* _Task requirements_:
Provide only the number of lines where "icon" occurs.

* _Stored rows_:
* BEGIN *

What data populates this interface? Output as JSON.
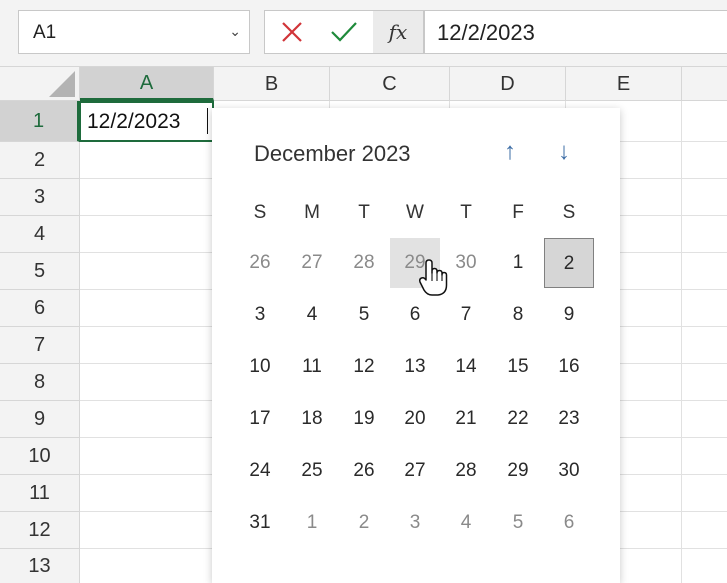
{
  "namebox": {
    "value": "A1"
  },
  "formula_bar": {
    "cancel_icon": "x-icon",
    "enter_icon": "checkmark-icon",
    "fx_label": "fx",
    "value": "12/2/2023"
  },
  "columns": [
    "A",
    "B",
    "C",
    "D",
    "E"
  ],
  "rows": [
    "1",
    "2",
    "3",
    "4",
    "5",
    "6",
    "7",
    "8",
    "9",
    "10",
    "11",
    "12",
    "13"
  ],
  "active_cell": {
    "value": "12/2/2023"
  },
  "calendar": {
    "title": "December 2023",
    "nav": {
      "up_icon": "arrow-up-icon",
      "down_icon": "arrow-down-icon"
    },
    "weekdays": [
      "S",
      "M",
      "T",
      "W",
      "T",
      "F",
      "S"
    ],
    "weeks": [
      [
        "26",
        "27",
        "28",
        "29",
        "30",
        "1",
        "2"
      ],
      [
        "3",
        "4",
        "5",
        "6",
        "7",
        "8",
        "9"
      ],
      [
        "10",
        "11",
        "12",
        "13",
        "14",
        "15",
        "16"
      ],
      [
        "17",
        "18",
        "19",
        "20",
        "21",
        "22",
        "23"
      ],
      [
        "24",
        "25",
        "26",
        "27",
        "28",
        "29",
        "30"
      ],
      [
        "31",
        "1",
        "2",
        "3",
        "4",
        "5",
        "6"
      ]
    ],
    "selected_day": "2",
    "hovered_day": "29"
  },
  "colors": {
    "accent": "#1e6b3c",
    "arrow": "#3e6ea6",
    "cancel": "#d13438",
    "enter": "#1e8a3a"
  }
}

* END *

* _The response_:
4